Part of a data file

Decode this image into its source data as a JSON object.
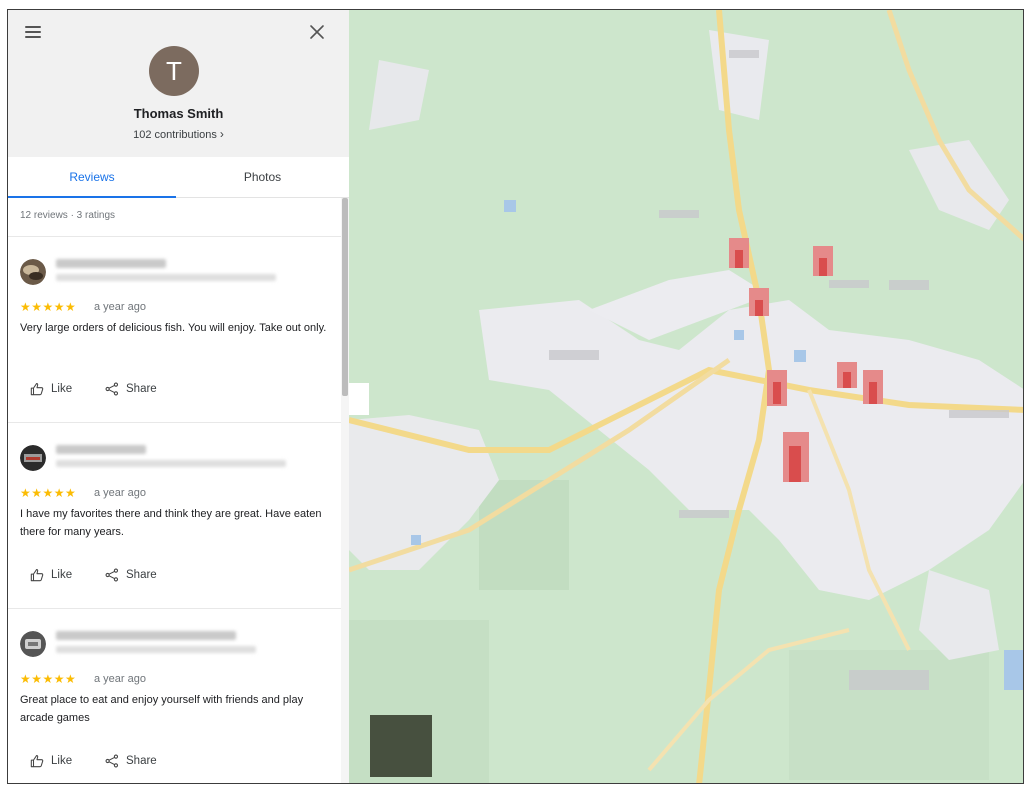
{
  "profile": {
    "initial": "T",
    "name": "Thomas Smith",
    "contributions": "102 contributions",
    "avatar_color": "#7c6b5f"
  },
  "tabs": [
    {
      "label": "Reviews",
      "active": true
    },
    {
      "label": "Photos",
      "active": false
    }
  ],
  "summary": "12 reviews · 3 ratings",
  "reviews": [
    {
      "stars": "★★★★★",
      "rating": 5,
      "time": "a year ago",
      "text": "Very large orders of delicious fish. You will enjoy. Take out only.",
      "like_label": "Like",
      "share_label": "Share"
    },
    {
      "stars": "★★★★★",
      "rating": 5,
      "time": "a year ago",
      "text": "I have my favorites there and think they are great. Have eaten there for many years.",
      "like_label": "Like",
      "share_label": "Share"
    },
    {
      "stars": "★★★★★",
      "rating": 5,
      "time": "a year ago",
      "text": "Great place to eat and enjoy yourself with friends and play arcade games",
      "like_label": "Like",
      "share_label": "Share"
    }
  ],
  "colors": {
    "accent": "#1a73e8",
    "star": "#fbbc04",
    "map_green": "#cde6cc",
    "map_urban": "#ececf0",
    "map_road": "#f3d98a",
    "map_pin": "#e06262"
  },
  "icons": {
    "menu": "hamburger-menu-icon",
    "close": "close-x-icon",
    "like": "thumb-up-icon",
    "share": "share-icon",
    "chevron": "chevron-right-icon"
  }
}
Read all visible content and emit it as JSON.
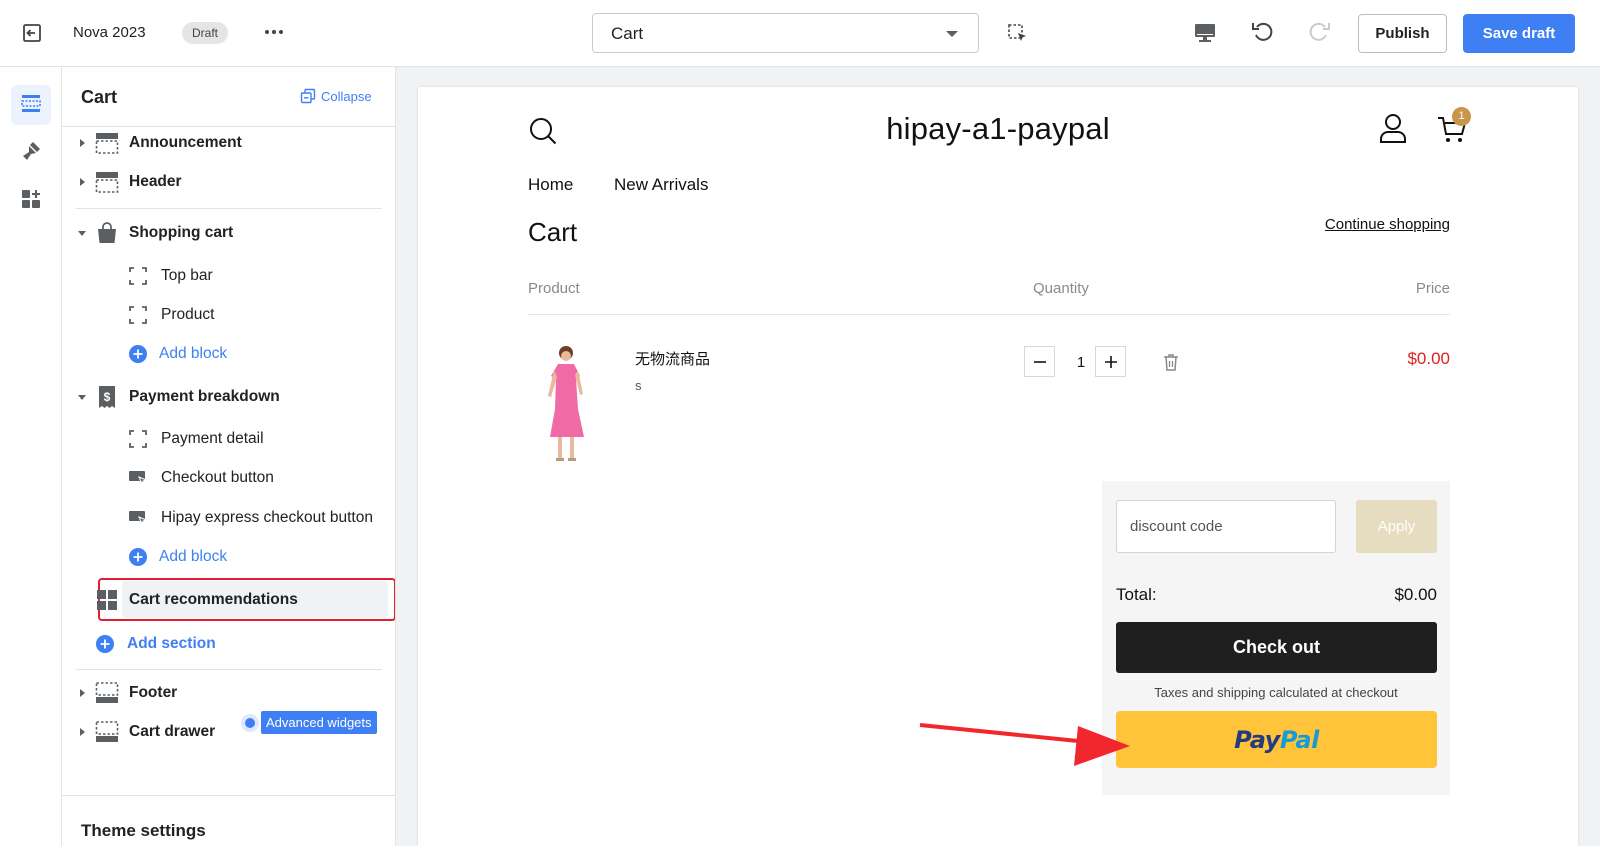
{
  "topbar": {
    "theme_name": "Nova 2023",
    "status_badge": "Draft",
    "page_select": "Cart",
    "publish_label": "Publish",
    "save_label": "Save draft"
  },
  "sidebar": {
    "title": "Cart",
    "collapse_label": "Collapse",
    "tree": {
      "announcement": "Announcement",
      "header": "Header",
      "shopping_cart": "Shopping cart",
      "top_bar": "Top bar",
      "product": "Product",
      "add_block_1": "Add block",
      "payment_breakdown": "Payment breakdown",
      "payment_detail": "Payment detail",
      "checkout_button": "Checkout button",
      "hipay_button": "Hipay express checkout button",
      "add_block_2": "Add block",
      "cart_recommendations": "Cart recommendations",
      "add_section": "Add section",
      "advanced_widgets": "Advanced widgets",
      "footer": "Footer",
      "cart_drawer": "Cart drawer"
    },
    "theme_settings": "Theme settings"
  },
  "store": {
    "title": "hipay-a1-paypal",
    "cart_count": "1",
    "nav": [
      "Home",
      "New Arrivals"
    ],
    "heading": "Cart",
    "continue": "Continue shopping",
    "columns": {
      "product": "Product",
      "quantity": "Quantity",
      "price": "Price"
    },
    "item": {
      "name": "无物流商品",
      "variant": "s",
      "qty": "1",
      "price": "$0.00"
    },
    "summary": {
      "discount_placeholder": "discount code",
      "apply": "Apply",
      "total_label": "Total:",
      "total_value": "$0.00",
      "checkout": "Check out",
      "tax_note": "Taxes and shipping calculated at checkout",
      "paypal_a": "Pay",
      "paypal_b": "Pal"
    }
  },
  "colors": {
    "accent": "#3f7ff4",
    "highlight": "#e02030",
    "paypal_bg": "#ffc439",
    "price": "#e02020"
  }
}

◆ **Problem to solve**
Return all of the entries word for word, but omit the pictures.

◆ **Result below**
Decode this image into its source data as a JSON object.
{
  "profile": {
    "initial": "T",
    "name": "Thomas Smith",
    "contributions": "102 contributions",
    "avatar_color": "#7c6b5f"
  },
  "tabs": [
    {
      "label": "Reviews",
      "active": true
    },
    {
      "label": "Photos",
      "active": false
    }
  ],
  "summary": "12 reviews · 3 ratings",
  "reviews": [
    {
      "stars": "★★★★★",
      "rating": 5,
      "time": "a year ago",
      "text": "Very large orders of delicious fish. You will enjoy. Take out only.",
      "like_label": "Like",
      "share_label": "Share"
    },
    {
      "stars": "★★★★★",
      "rating": 5,
      "time": "a year ago",
      "text": "I have my favorites there and think they are great. Have eaten there for many years.",
      "like_label": "Like",
      "share_label": "Share"
    },
    {
      "stars": "★★★★★",
      "rating": 5,
      "time": "a year ago",
      "text": "Great place to eat and enjoy yourself with friends and play arcade games",
      "like_label": "Like",
      "share_label": "Share"
    }
  ],
  "colors": {
    "accent": "#1a73e8",
    "star": "#fbbc04",
    "map_green": "#cde6cc",
    "map_urban": "#ececf0",
    "map_road": "#f3d98a",
    "map_pin": "#e06262"
  },
  "icons": {
    "menu": "hamburger-menu-icon",
    "close": "close-x-icon",
    "like": "thumb-up-icon",
    "share": "share-icon",
    "chevron": "chevron-right-icon"
  }
}
Read all visible content and emit it as JSON.
{
  "topbar": {
    "theme_name": "Nova 2023",
    "status_badge": "Draft",
    "page_select": "Cart",
    "publish_label": "Publish",
    "save_label": "Save draft"
  },
  "sidebar": {
    "title": "Cart",
    "collapse_label": "Collapse",
    "tree": {
      "announcement": "Announcement",
      "header": "Header",
      "shopping_cart": "Shopping cart",
      "top_bar": "Top bar",
      "product": "Product",
      "add_block_1": "Add block",
      "payment_breakdown": "Payment breakdown",
      "payment_detail": "Payment detail",
      "checkout_button": "Checkout button",
      "hipay_button": "Hipay express checkout button",
      "add_block_2": "Add block",
      "cart_recommendations": "Cart recommendations",
      "add_section": "Add section",
      "advanced_widgets": "Advanced widgets",
      "footer": "Footer",
      "cart_drawer": "Cart drawer"
    },
    "theme_settings": "Theme settings"
  },
  "store": {
    "title": "hipay-a1-paypal",
    "cart_count": "1",
    "nav": [
      "Home",
      "New Arrivals"
    ],
    "heading": "Cart",
    "continue": "Continue shopping",
    "columns": {
      "product": "Product",
      "quantity": "Quantity",
      "price": "Price"
    },
    "item": {
      "name": "无物流商品",
      "variant": "s",
      "qty": "1",
      "price": "$0.00"
    },
    "summary": {
      "discount_placeholder": "discount code",
      "apply": "Apply",
      "total_label": "Total:",
      "total_value": "$0.00",
      "checkout": "Check out",
      "tax_note": "Taxes and shipping calculated at checkout",
      "paypal_a": "Pay",
      "paypal_b": "Pal"
    }
  },
  "colors": {
    "accent": "#3f7ff4",
    "highlight": "#e02030",
    "paypal_bg": "#ffc439",
    "price": "#e02020"
  }
}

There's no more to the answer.